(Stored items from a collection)
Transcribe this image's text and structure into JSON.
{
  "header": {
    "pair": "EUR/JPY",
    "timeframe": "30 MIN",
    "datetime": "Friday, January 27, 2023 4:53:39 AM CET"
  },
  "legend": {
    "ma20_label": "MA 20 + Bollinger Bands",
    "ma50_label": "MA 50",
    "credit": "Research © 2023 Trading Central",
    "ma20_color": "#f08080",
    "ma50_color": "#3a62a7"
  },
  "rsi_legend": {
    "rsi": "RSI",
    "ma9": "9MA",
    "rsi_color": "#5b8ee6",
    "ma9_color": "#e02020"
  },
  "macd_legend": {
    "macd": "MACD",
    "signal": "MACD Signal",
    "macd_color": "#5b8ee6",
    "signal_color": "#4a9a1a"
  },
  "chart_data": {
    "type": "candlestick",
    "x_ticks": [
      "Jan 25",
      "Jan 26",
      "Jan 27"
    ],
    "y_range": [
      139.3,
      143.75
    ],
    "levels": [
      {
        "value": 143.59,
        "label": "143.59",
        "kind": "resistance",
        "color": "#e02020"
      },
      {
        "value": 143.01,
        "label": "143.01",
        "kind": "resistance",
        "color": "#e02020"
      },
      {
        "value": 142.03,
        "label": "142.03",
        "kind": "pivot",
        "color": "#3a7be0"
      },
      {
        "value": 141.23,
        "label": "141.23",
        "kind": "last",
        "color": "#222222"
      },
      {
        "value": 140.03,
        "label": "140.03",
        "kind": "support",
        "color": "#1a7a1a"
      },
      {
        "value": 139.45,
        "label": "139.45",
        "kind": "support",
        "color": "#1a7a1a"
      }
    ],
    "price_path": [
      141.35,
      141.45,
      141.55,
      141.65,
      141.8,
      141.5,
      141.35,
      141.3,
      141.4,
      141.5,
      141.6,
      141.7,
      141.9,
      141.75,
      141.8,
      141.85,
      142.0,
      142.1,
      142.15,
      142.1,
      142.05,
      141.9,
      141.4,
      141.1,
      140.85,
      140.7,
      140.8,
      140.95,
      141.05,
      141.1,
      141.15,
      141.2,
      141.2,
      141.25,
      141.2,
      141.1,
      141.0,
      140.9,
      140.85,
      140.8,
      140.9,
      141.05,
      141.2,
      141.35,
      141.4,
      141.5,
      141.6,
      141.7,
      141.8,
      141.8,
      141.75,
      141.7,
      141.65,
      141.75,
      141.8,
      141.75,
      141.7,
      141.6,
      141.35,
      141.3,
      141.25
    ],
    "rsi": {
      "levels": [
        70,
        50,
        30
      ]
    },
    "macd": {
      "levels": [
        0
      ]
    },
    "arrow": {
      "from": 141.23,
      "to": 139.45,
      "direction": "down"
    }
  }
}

==

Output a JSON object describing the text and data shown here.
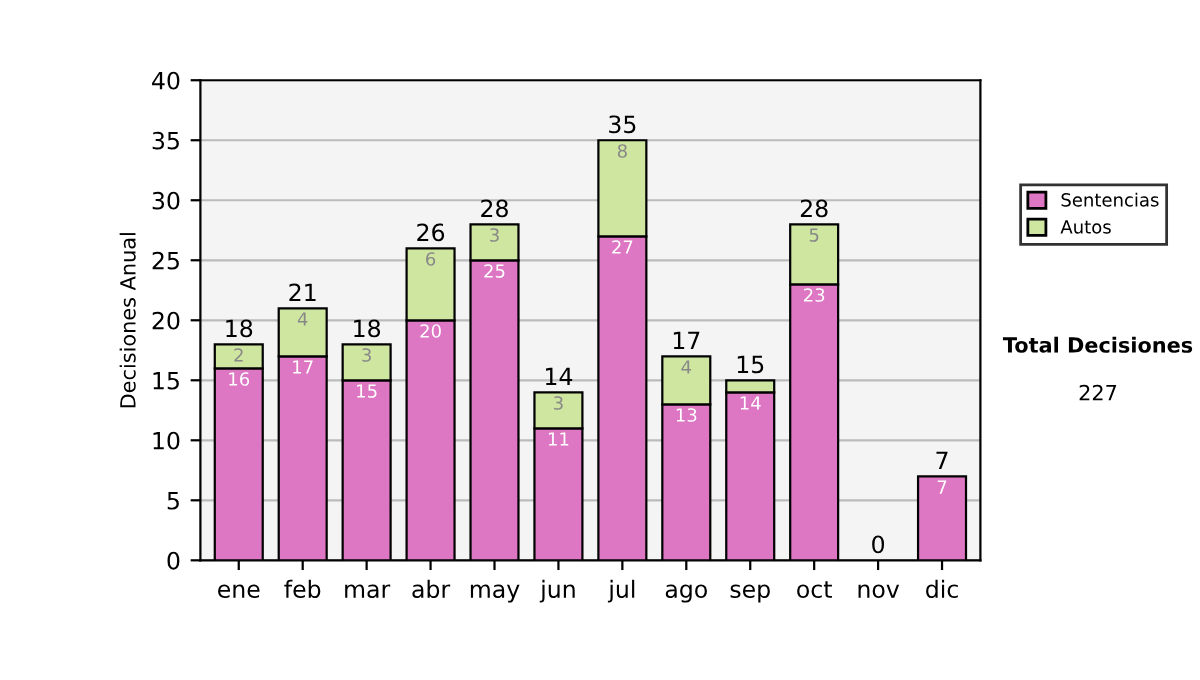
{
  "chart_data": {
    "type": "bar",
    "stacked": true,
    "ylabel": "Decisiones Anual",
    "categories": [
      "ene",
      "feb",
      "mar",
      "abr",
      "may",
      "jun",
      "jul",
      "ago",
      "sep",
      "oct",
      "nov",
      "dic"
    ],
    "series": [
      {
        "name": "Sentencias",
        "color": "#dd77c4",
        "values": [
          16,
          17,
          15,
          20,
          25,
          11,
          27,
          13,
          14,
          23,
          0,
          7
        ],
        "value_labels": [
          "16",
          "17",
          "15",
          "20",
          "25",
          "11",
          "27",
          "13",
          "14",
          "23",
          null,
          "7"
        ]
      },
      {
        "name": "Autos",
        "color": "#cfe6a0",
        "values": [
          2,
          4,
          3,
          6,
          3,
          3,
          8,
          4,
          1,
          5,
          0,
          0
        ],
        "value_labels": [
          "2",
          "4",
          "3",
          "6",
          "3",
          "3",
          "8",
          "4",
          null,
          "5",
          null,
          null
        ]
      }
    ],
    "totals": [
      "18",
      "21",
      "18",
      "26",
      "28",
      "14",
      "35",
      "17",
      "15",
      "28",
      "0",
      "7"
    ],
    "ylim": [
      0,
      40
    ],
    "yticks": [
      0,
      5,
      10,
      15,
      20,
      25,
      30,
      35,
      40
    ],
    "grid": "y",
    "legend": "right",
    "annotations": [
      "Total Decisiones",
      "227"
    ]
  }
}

* PROBLEM:
Only a number is wanted: how many lines contain the word "Decisiones"?

* EXERCISE SOLUTION:
2